Input material ::
+++++
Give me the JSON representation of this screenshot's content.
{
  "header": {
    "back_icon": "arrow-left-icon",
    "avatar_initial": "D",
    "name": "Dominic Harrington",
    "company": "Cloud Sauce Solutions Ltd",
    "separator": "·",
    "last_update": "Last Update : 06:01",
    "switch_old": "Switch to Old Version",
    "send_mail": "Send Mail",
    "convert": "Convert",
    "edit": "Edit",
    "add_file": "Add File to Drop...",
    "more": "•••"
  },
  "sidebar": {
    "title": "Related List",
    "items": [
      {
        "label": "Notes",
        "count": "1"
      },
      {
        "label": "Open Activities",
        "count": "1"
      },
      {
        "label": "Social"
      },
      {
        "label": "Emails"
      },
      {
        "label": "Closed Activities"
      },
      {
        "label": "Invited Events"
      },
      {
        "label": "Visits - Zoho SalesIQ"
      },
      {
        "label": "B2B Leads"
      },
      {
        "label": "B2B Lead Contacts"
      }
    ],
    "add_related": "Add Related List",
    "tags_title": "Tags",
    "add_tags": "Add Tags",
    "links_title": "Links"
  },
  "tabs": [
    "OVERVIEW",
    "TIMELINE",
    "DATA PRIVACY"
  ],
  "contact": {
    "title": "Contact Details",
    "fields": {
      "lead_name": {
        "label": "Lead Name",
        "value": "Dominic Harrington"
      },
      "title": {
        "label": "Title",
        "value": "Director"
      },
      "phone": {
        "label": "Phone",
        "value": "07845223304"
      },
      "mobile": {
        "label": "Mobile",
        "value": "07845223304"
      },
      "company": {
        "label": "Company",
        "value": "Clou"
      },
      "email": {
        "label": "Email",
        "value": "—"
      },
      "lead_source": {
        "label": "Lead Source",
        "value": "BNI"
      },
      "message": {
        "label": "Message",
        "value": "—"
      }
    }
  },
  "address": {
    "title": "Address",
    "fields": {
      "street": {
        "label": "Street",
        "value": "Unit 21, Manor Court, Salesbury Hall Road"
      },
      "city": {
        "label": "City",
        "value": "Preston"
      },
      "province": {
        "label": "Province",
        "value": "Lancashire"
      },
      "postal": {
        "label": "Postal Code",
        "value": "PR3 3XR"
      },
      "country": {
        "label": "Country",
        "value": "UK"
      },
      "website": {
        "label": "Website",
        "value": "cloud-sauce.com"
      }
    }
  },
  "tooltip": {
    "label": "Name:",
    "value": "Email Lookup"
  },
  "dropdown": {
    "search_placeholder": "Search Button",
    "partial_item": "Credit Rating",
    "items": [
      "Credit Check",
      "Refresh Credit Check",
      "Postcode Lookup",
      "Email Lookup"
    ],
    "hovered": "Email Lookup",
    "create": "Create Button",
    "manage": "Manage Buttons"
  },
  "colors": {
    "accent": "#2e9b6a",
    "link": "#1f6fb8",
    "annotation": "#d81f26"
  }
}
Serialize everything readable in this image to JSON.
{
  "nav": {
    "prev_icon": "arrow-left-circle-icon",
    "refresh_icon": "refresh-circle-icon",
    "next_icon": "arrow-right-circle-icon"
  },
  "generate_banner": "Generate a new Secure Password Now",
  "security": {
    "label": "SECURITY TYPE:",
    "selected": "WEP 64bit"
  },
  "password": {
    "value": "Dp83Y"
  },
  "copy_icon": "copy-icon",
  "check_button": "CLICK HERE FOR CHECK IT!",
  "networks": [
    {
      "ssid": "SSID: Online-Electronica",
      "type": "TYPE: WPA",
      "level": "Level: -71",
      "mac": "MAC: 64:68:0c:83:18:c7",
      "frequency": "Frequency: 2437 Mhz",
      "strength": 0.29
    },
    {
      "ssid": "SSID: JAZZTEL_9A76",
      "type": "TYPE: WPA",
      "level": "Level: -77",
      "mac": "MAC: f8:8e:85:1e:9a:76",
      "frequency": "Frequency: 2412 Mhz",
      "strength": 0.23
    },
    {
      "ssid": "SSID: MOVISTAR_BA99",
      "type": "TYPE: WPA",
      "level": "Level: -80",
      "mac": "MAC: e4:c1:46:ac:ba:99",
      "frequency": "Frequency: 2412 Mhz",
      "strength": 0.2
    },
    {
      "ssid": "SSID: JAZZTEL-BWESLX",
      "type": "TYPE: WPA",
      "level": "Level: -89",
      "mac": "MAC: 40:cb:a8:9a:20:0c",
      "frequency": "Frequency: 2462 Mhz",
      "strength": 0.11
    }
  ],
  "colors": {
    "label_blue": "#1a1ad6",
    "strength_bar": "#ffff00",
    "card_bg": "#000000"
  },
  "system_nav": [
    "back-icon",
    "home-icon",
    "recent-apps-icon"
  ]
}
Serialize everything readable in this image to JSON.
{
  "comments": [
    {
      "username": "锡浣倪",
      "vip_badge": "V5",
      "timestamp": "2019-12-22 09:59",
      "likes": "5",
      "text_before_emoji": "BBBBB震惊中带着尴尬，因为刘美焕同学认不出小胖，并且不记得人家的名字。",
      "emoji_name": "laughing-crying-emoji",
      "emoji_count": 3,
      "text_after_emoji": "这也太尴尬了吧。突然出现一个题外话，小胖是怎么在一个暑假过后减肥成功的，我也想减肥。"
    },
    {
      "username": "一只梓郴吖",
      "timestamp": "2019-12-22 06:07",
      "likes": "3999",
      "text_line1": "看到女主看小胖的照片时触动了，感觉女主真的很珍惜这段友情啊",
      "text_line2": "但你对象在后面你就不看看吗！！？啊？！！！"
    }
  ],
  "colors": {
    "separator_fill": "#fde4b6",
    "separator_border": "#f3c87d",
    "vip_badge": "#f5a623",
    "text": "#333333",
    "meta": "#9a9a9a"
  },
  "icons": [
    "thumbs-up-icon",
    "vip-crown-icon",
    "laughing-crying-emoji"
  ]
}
+++++
Directions ::
Output each record precisely as given.

Reply ::
Give me the JSON representation of this screenshot's content.
{
  "header": {
    "back_icon": "arrow-left-icon",
    "avatar_initial": "D",
    "name": "Dominic Harrington",
    "company": "Cloud Sauce Solutions Ltd",
    "separator": "·",
    "last_update": "Last Update : 06:01",
    "switch_old": "Switch to Old Version",
    "send_mail": "Send Mail",
    "convert": "Convert",
    "edit": "Edit",
    "add_file": "Add File to Drop...",
    "more": "•••"
  },
  "sidebar": {
    "title": "Related List",
    "items": [
      {
        "label": "Notes",
        "count": "1"
      },
      {
        "label": "Open Activities",
        "count": "1"
      },
      {
        "label": "Social"
      },
      {
        "label": "Emails"
      },
      {
        "label": "Closed Activities"
      },
      {
        "label": "Invited Events"
      },
      {
        "label": "Visits - Zoho SalesIQ"
      },
      {
        "label": "B2B Leads"
      },
      {
        "label": "B2B Lead Contacts"
      }
    ],
    "add_related": "Add Related List",
    "tags_title": "Tags",
    "add_tags": "Add Tags",
    "links_title": "Links"
  },
  "tabs": [
    "OVERVIEW",
    "TIMELINE",
    "DATA PRIVACY"
  ],
  "contact": {
    "title": "Contact Details",
    "fields": {
      "lead_name": {
        "label": "Lead Name",
        "value": "Dominic Harrington"
      },
      "title": {
        "label": "Title",
        "value": "Director"
      },
      "phone": {
        "label": "Phone",
        "value": "07845223304"
      },
      "mobile": {
        "label": "Mobile",
        "value": "07845223304"
      },
      "company": {
        "label": "Company",
        "value": "Clou"
      },
      "email": {
        "label": "Email",
        "value": "—"
      },
      "lead_source": {
        "label": "Lead Source",
        "value": "BNI"
      },
      "message": {
        "label": "Message",
        "value": "—"
      }
    }
  },
  "address": {
    "title": "Address",
    "fields": {
      "street": {
        "label": "Street",
        "value": "Unit 21, Manor Court, Salesbury Hall Road"
      },
      "city": {
        "label": "City",
        "value": "Preston"
      },
      "province": {
        "label": "Province",
        "value": "Lancashire"
      },
      "postal": {
        "label": "Postal Code",
        "value": "PR3 3XR"
      },
      "country": {
        "label": "Country",
        "value": "UK"
      },
      "website": {
        "label": "Website",
        "value": "cloud-sauce.com"
      }
    }
  },
  "tooltip": {
    "label": "Name:",
    "value": "Email Lookup"
  },
  "dropdown": {
    "search_placeholder": "Search Button",
    "partial_item": "Credit Rating",
    "items": [
      "Credit Check",
      "Refresh Credit Check",
      "Postcode Lookup",
      "Email Lookup"
    ],
    "hovered": "Email Lookup",
    "create": "Create Button",
    "manage": "Manage Buttons"
  },
  "colors": {
    "accent": "#2e9b6a",
    "link": "#1f6fb8",
    "annotation": "#d81f26"
  }
}
Serialize everything readable in this image to JSON.
{
  "nav": {
    "prev_icon": "arrow-left-circle-icon",
    "refresh_icon": "refresh-circle-icon",
    "next_icon": "arrow-right-circle-icon"
  },
  "generate_banner": "Generate a new Secure Password Now",
  "security": {
    "label": "SECURITY TYPE:",
    "selected": "WEP 64bit"
  },
  "password": {
    "value": "Dp83Y"
  },
  "copy_icon": "copy-icon",
  "check_button": "CLICK HERE FOR CHECK IT!",
  "networks": [
    {
      "ssid": "SSID: Online-Electronica",
      "type": "TYPE: WPA",
      "level": "Level: -71",
      "mac": "MAC: 64:68:0c:83:18:c7",
      "frequency": "Frequency: 2437 Mhz",
      "strength": 0.29
    },
    {
      "ssid": "SSID: JAZZTEL_9A76",
      "type": "TYPE: WPA",
      "level": "Level: -77",
      "mac": "MAC: f8:8e:85:1e:9a:76",
      "frequency": "Frequency: 2412 Mhz",
      "strength": 0.23
    },
    {
      "ssid": "SSID: MOVISTAR_BA99",
      "type": "TYPE: WPA",
      "level": "Level: -80",
      "mac": "MAC: e4:c1:46:ac:ba:99",
      "frequency": "Frequency: 2412 Mhz",
      "strength": 0.2
    },
    {
      "ssid": "SSID: JAZZTEL-BWESLX",
      "type": "TYPE: WPA",
      "level": "Level: -89",
      "mac": "MAC: 40:cb:a8:9a:20:0c",
      "frequency": "Frequency: 2462 Mhz",
      "strength": 0.11
    }
  ],
  "colors": {
    "label_blue": "#1a1ad6",
    "strength_bar": "#ffff00",
    "card_bg": "#000000"
  },
  "system_nav": [
    "back-icon",
    "home-icon",
    "recent-apps-icon"
  ]
}
Serialize everything readable in this image to JSON.
{
  "comments": [
    {
      "username": "锡浣倪",
      "vip_badge": "V5",
      "timestamp": "2019-12-22 09:59",
      "likes": "5",
      "text_before_emoji": "BBBBB震惊中带着尴尬，因为刘美焕同学认不出小胖，并且不记得人家的名字。",
      "emoji_name": "laughing-crying-emoji",
      "emoji_count": 3,
      "text_after_emoji": "这也太尴尬了吧。突然出现一个题外话，小胖是怎么在一个暑假过后减肥成功的，我也想减肥。"
    },
    {
      "username": "一只梓郴吖",
      "timestamp": "2019-12-22 06:07",
      "likes": "3999",
      "text_line1": "看到女主看小胖的照片时触动了，感觉女主真的很珍惜这段友情啊",
      "text_line2": "但你对象在后面你就不看看吗！！？啊？！！！"
    }
  ],
  "colors": {
    "separator_fill": "#fde4b6",
    "separator_border": "#f3c87d",
    "vip_badge": "#f5a623",
    "text": "#333333",
    "meta": "#9a9a9a"
  },
  "icons": [
    "thumbs-up-icon",
    "vip-crown-icon",
    "laughing-crying-emoji"
  ]
}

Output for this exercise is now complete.